→ ROWS
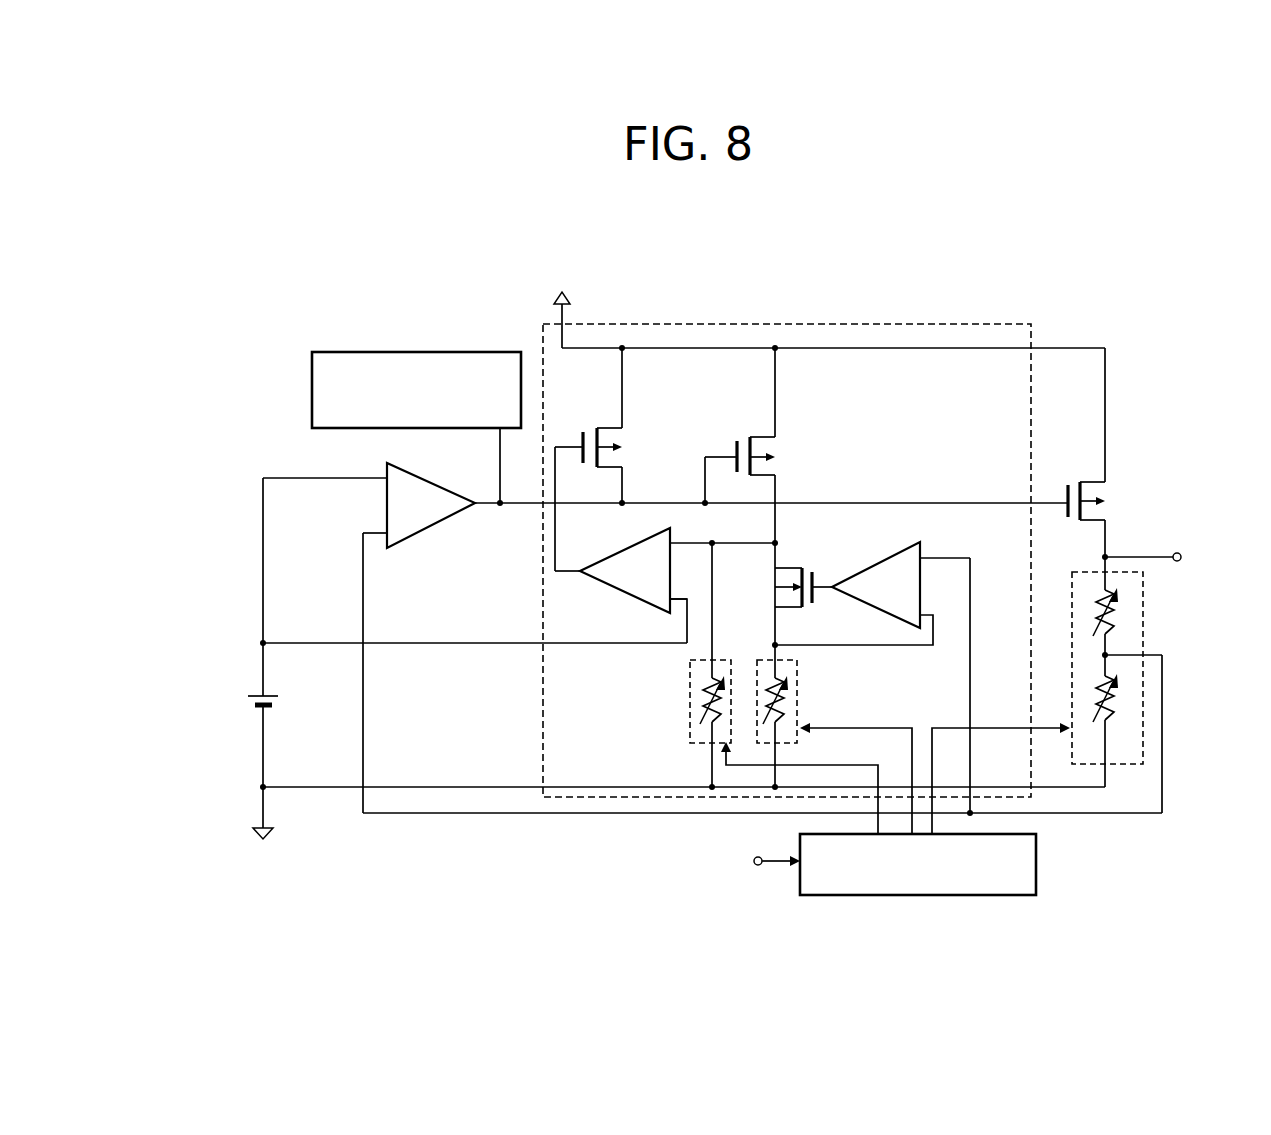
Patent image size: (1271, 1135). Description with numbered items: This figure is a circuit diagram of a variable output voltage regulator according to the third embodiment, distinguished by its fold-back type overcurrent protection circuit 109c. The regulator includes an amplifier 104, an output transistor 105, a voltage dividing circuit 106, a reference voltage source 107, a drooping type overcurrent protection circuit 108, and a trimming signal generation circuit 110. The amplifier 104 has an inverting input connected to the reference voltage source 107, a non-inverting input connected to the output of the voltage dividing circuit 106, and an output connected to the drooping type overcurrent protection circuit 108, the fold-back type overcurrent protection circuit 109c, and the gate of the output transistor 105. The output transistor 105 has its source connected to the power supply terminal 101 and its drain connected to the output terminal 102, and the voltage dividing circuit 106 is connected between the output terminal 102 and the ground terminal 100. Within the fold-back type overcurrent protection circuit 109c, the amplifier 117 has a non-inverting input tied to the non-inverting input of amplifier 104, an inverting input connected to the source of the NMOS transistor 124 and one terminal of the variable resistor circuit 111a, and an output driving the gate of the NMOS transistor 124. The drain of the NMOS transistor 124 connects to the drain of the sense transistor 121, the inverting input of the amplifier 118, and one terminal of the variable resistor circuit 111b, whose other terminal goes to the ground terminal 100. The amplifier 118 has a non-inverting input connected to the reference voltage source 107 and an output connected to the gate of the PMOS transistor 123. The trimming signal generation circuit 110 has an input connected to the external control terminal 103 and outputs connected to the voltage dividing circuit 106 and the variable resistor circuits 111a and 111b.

The ground terminal 100 is at (281, 853).
The power supply terminal 101 is at (592, 318).
The output terminal 102 is at (1155, 542).
The external control terminal 103 is at (747, 862).
The amplifier 104 is at (370, 537).
The output transistor 105 is at (1136, 452).
The voltage dividing circuit 106 is at (1145, 673).
The reference voltage source 107 is at (235, 653).
The drooping type overcurrent protection circuit 108 is at (416, 395).
The fold-back type overcurrent protection circuit 109c is at (746, 560).
The trimming signal generation circuit 110 is at (925, 809).
The variable resistor circuit 111a is at (827, 701).
The variable resistor circuit 111b is at (649, 714).
The amplifier 117 is at (882, 579).
The amplifier 118 is at (665, 583).
The sense transistor 121 is at (778, 425).
The PMOS transistor 123 is at (625, 425).
The NMOS transistor 124 is at (829, 560).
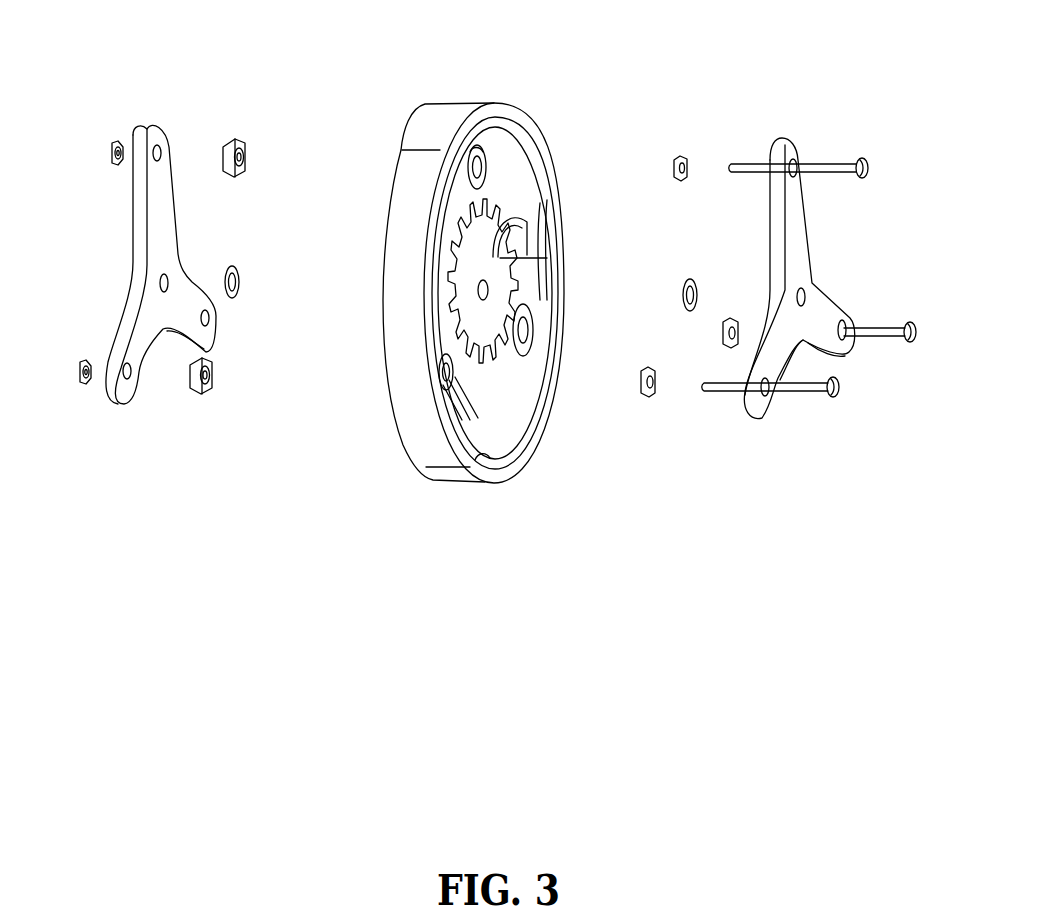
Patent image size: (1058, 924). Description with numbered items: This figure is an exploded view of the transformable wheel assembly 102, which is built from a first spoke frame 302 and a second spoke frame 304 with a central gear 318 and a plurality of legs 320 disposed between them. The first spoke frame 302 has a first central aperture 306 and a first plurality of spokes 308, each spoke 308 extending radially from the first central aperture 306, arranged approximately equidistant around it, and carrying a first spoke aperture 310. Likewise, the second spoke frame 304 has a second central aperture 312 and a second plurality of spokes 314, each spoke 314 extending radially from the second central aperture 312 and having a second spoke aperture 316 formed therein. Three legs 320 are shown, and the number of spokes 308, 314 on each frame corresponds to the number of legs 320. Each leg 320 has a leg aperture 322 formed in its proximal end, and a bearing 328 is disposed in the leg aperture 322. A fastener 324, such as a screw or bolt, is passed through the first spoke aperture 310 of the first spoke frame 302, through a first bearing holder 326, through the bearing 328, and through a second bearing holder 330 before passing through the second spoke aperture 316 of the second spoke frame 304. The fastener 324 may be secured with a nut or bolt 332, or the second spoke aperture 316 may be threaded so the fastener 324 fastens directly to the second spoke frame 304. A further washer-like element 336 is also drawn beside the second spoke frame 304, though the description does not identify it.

The transformable wheel assembly 102 is at (653, 58).
The first spoke frame 302 is at (800, 253).
The second spoke frame 304 is at (165, 228).
The first central aperture 306 is at (804, 295).
The first plurality of spokes 308 is at (797, 185).
The first spoke aperture 310 is at (796, 162).
The second central aperture 312 is at (160, 285).
The second plurality of spokes 314 is at (150, 129).
The second spoke aperture 316 is at (162, 148).
The central gear 318 is at (480, 260).
The legs 320 is at (502, 172).
The leg aperture 322 is at (478, 170).
The fastener 324 is at (866, 163).
The first bearing holder 326 is at (683, 160).
The bearing 328 is at (476, 152).
The second bearing holder 330 is at (235, 175).
The nut or bolt 332 is at (115, 144).
The washer 336 is at (234, 297).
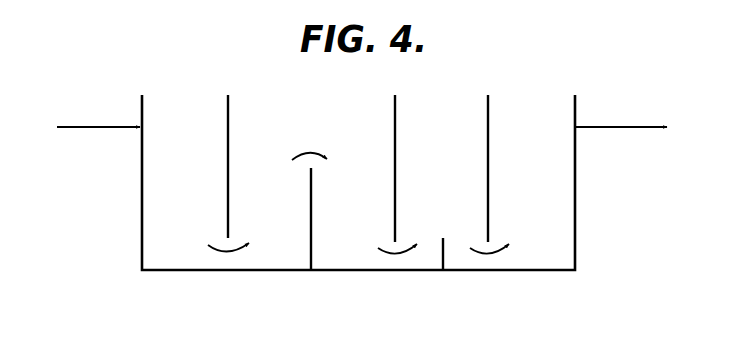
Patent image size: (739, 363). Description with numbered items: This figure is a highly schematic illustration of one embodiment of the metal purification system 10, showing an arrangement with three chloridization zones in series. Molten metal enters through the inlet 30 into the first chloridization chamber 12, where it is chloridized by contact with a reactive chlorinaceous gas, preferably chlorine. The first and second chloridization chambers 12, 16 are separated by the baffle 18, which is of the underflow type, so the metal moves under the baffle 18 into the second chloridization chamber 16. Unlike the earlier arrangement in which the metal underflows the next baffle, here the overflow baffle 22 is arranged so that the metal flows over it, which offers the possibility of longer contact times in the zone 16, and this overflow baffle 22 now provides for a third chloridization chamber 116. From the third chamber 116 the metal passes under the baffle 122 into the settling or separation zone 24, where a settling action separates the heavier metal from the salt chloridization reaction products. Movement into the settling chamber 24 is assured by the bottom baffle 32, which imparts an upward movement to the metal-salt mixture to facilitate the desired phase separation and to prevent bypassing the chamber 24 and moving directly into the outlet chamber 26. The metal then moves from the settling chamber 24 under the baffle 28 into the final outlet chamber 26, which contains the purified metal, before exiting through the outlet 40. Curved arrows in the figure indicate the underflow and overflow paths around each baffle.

The system 10 is at (358, 182).
The first chloridization chamber 12 is at (194, 215).
The second chloridization chamber 16 is at (281, 215).
The third chloridization chamber 116 is at (368, 215).
The settling chamber 24 is at (455, 183).
The outlet chamber 26 is at (545, 213).
The baffle 18 is at (228, 128).
The overflow baffle 22 is at (311, 230).
The baffle 122 is at (395, 128).
The baffle 28 is at (488, 126).
The bottom baffle 32 is at (445, 243).
The inlet 30 is at (91, 127).
The outlet 40 is at (622, 128).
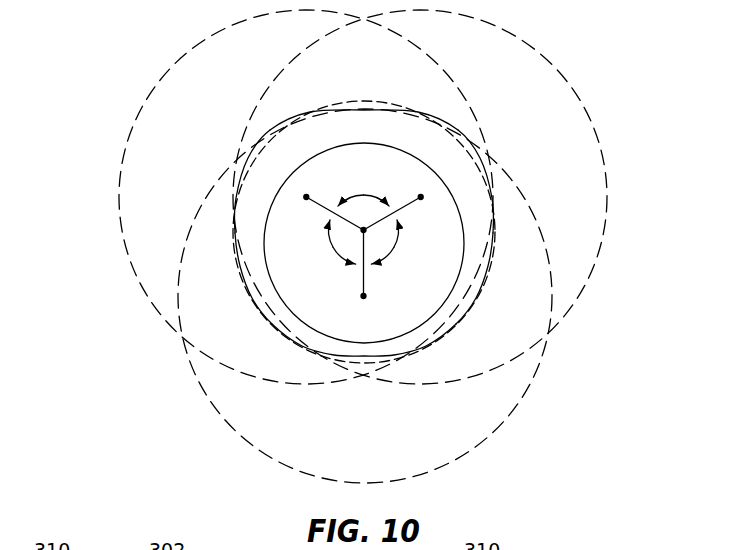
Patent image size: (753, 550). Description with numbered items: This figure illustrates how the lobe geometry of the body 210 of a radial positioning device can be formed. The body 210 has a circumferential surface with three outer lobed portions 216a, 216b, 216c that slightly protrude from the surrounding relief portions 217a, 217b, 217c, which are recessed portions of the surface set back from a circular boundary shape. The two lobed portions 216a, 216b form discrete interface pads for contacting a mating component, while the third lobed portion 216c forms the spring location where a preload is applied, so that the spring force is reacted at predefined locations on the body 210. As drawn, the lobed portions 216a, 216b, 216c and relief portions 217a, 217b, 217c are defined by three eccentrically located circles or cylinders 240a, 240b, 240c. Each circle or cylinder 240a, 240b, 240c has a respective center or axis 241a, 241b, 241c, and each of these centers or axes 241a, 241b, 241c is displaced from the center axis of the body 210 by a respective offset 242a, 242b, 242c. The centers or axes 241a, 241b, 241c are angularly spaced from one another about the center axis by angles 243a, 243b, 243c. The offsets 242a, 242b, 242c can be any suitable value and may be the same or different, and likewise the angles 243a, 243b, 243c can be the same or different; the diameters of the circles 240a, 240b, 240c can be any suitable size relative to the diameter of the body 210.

The body 210 is at (345, 96).
The outer lobed portion 216a is at (246, 150).
The outer lobed portion 216b is at (452, 156).
The outer lobed portion 216c is at (371, 352).
The relief portion 217a is at (249, 289).
The relief portion 217b is at (367, 101).
The relief portion 217c is at (463, 283).
The circle or cylinder 240a is at (118, 133).
The circle or cylinder 240b is at (590, 133).
The circle or cylinder 240c is at (465, 441).
The center or axis 241a is at (298, 189).
The center or axis 241b is at (413, 189).
The center or axis 241c is at (356, 289).
The offset 242a is at (319, 203).
The offset 242b is at (392, 204).
The offset 242c is at (353, 287).
The angle 243a is at (324, 238).
The angle 243b is at (377, 198).
The angle 243c is at (386, 241).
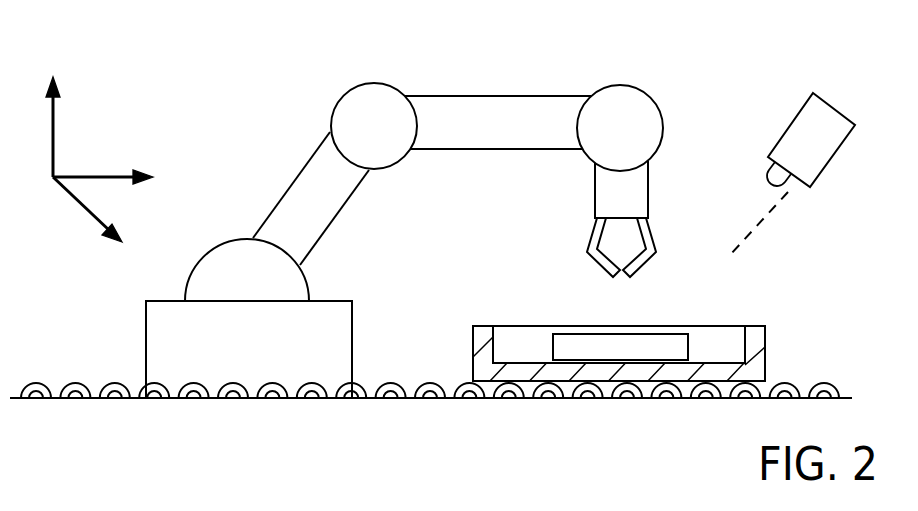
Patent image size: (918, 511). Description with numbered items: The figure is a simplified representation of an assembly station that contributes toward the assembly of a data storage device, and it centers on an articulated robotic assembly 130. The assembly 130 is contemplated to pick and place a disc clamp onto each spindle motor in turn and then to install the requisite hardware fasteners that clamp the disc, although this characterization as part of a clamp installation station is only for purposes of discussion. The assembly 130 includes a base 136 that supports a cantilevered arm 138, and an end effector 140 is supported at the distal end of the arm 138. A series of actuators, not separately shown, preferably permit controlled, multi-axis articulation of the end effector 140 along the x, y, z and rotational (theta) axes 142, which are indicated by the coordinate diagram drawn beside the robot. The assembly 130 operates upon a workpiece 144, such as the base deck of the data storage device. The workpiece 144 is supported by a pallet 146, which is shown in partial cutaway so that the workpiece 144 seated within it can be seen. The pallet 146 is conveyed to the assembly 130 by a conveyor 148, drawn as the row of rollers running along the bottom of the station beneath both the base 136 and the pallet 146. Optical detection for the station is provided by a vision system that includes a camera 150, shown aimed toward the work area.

The robotic assembly 130 is at (457, 53).
The base 136 is at (162, 358).
The cantilevered arm 138 is at (513, 133).
The end effector 140 is at (643, 200).
The axes 142 is at (115, 104).
The workpiece 144 is at (580, 342).
The pallet 146 is at (753, 333).
The conveyor 148 is at (393, 384).
The camera 150 is at (803, 125).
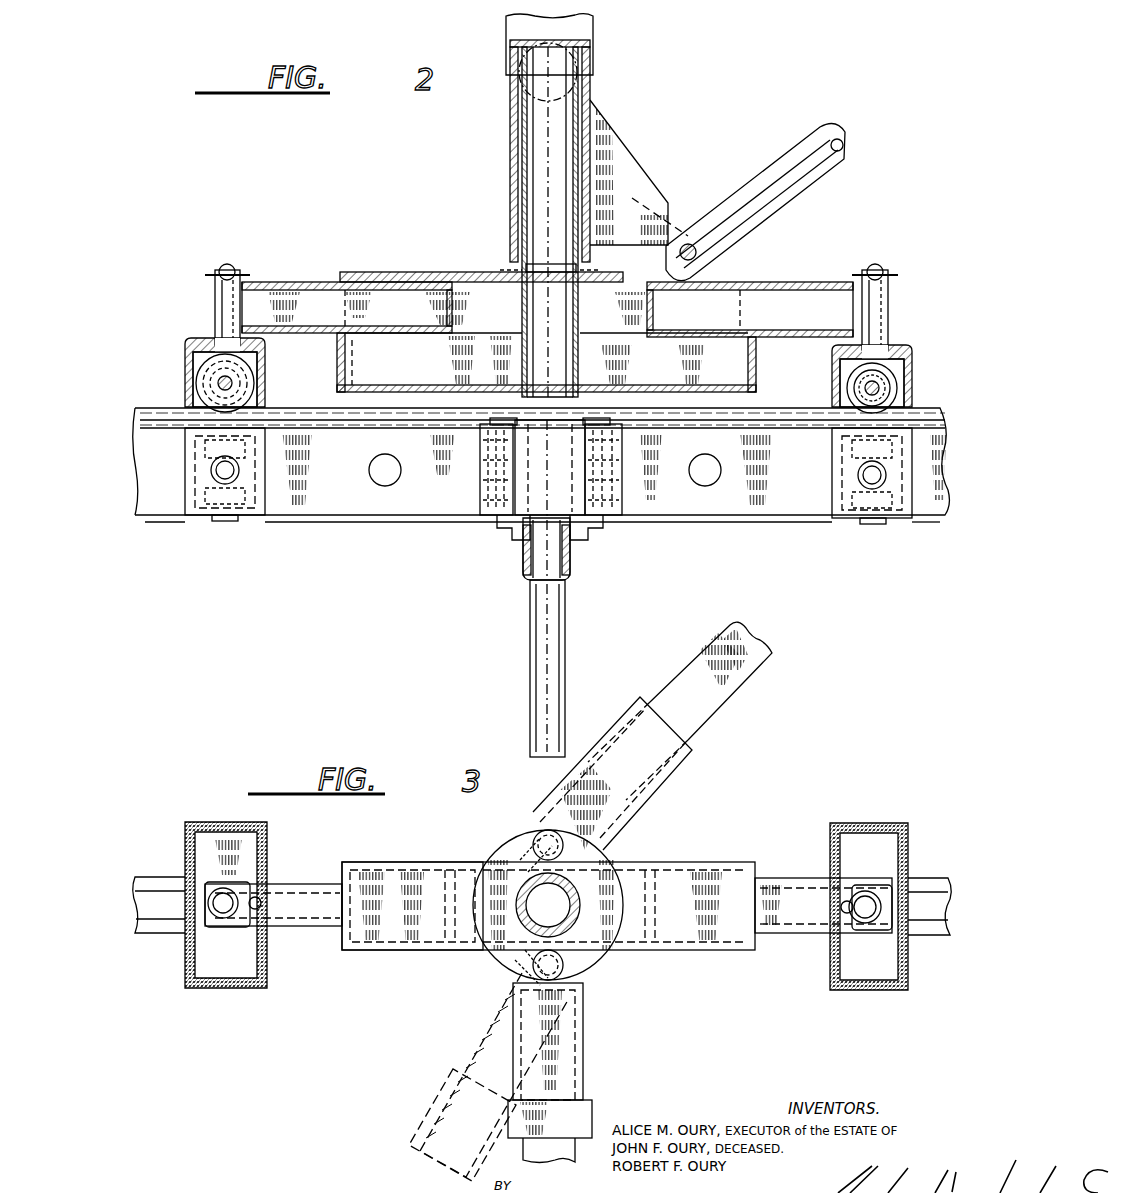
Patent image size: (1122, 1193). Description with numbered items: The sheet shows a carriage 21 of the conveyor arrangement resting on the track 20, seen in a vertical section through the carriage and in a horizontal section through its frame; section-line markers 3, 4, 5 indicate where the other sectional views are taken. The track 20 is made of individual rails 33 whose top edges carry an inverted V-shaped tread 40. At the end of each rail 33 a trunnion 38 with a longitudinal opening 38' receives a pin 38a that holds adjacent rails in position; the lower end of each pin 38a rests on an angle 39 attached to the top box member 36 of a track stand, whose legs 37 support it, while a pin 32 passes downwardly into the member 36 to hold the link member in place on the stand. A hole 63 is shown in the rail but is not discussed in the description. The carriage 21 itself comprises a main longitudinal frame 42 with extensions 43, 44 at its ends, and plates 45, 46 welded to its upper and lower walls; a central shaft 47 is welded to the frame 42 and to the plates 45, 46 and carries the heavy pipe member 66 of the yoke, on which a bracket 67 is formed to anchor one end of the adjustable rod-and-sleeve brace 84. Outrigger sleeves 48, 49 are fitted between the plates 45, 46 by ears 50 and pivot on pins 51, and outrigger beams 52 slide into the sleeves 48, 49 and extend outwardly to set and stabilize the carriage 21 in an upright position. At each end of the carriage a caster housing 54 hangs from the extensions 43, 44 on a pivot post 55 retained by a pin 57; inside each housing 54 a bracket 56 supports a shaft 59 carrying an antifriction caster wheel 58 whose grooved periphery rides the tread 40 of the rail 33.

→ EXERCISE DESCRIPTION
Reproduce the data above without any changes, starting at the line that contains "Patent image size: (753, 550)." and ending at the line that contains "The outer lobed portion 216a", with both of those lines included.

→ ANSWER FOR THIS EXERCISE
Patent image size: (753, 550). Description with numbered items: This figure illustrates how the lobe geometry of the body 210 of a radial positioning device can be formed. The body 210 has a circumferential surface with three outer lobed portions 216a, 216b, 216c that slightly protrude from the surrounding relief portions 217a, 217b, 217c, which are recessed portions of the surface set back from a circular boundary shape. The two lobed portions 216a, 216b form discrete interface pads for contacting a mating component, while the third lobed portion 216c forms the spring location where a preload is applied, so that the spring force is reacted at predefined locations on the body 210. As drawn, the lobed portions 216a, 216b, 216c and relief portions 217a, 217b, 217c are defined by three eccentrically located circles or cylinders 240a, 240b, 240c. Each circle or cylinder 240a, 240b, 240c has a respective center or axis 241a, 241b, 241c, and each of these centers or axes 241a, 241b, 241c is displaced from the center axis of the body 210 by a respective offset 242a, 242b, 242c. The centers or axes 241a, 241b, 241c are angularly spaced from one another about the center axis by angles 243a, 243b, 243c. The offsets 242a, 242b, 242c can be any suitable value and may be the same or different, and likewise the angles 243a, 243b, 243c can be the same or different; the diameters of the circles 240a, 240b, 240c can be any suitable size relative to the diameter of the body 210.

The body 210 is at (345, 96).
The outer lobed portion 216a is at (246, 150).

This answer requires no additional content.